# Stored data start

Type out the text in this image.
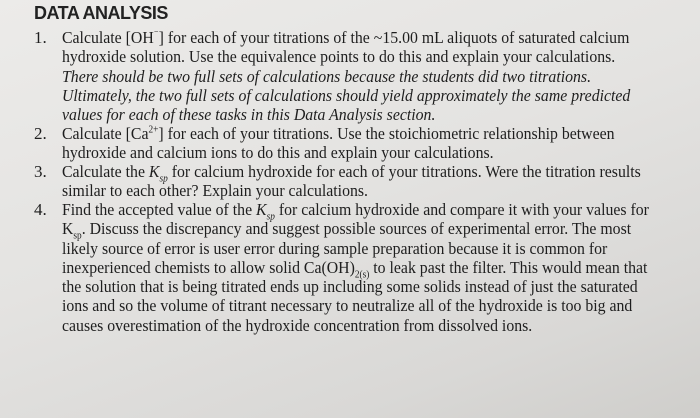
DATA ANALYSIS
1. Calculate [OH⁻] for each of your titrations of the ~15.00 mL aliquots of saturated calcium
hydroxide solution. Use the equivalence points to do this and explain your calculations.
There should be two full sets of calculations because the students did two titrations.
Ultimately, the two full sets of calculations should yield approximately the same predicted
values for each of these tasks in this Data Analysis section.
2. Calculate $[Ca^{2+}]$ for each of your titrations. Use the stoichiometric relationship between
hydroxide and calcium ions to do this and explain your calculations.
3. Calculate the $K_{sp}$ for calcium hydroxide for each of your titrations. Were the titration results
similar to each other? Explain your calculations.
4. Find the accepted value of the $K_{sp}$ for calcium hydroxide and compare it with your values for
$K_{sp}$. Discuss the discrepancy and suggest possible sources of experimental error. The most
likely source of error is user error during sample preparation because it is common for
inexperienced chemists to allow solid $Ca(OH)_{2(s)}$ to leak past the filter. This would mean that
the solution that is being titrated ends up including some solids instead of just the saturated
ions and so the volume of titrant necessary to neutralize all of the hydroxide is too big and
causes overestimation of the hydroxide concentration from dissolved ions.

# Stored data end
# Stored data start

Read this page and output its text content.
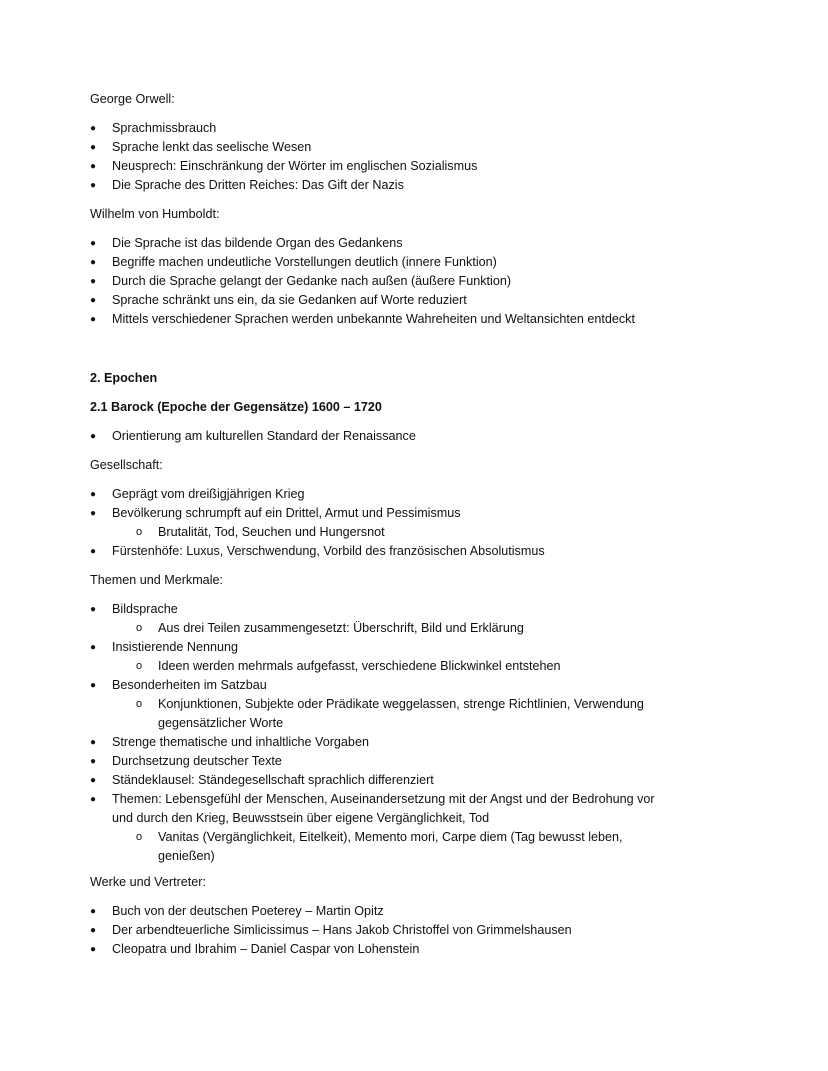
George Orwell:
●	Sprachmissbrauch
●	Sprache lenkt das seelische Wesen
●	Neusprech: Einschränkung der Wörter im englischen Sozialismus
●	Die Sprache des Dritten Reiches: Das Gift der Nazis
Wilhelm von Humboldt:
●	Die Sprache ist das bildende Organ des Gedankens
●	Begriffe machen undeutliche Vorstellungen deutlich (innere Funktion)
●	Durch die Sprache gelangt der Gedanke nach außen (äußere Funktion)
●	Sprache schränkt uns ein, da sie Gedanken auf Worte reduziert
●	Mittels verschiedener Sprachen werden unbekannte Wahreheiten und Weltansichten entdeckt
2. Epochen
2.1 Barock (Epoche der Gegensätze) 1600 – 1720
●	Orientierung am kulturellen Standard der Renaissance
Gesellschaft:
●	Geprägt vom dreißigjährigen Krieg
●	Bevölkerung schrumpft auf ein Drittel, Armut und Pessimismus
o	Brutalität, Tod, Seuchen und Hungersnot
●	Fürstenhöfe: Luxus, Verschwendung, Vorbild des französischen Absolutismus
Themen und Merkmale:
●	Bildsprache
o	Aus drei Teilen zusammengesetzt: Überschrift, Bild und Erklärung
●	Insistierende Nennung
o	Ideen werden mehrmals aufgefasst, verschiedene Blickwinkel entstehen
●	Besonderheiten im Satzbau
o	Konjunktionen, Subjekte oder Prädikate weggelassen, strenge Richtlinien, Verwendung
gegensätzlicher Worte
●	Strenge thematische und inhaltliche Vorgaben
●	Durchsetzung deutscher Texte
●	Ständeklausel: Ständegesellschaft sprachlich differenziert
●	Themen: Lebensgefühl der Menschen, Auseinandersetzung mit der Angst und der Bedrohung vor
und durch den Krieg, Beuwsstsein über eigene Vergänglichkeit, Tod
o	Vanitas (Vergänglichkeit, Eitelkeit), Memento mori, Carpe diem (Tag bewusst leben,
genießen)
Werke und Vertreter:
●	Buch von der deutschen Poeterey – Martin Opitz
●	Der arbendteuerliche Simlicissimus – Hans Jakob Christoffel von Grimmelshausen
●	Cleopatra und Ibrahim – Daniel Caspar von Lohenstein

# Stored data end

-- Task to carry out --
For the material, find the number of lines holding the word "werden" and give that figure and nothing more.

-- Solution for this task --
2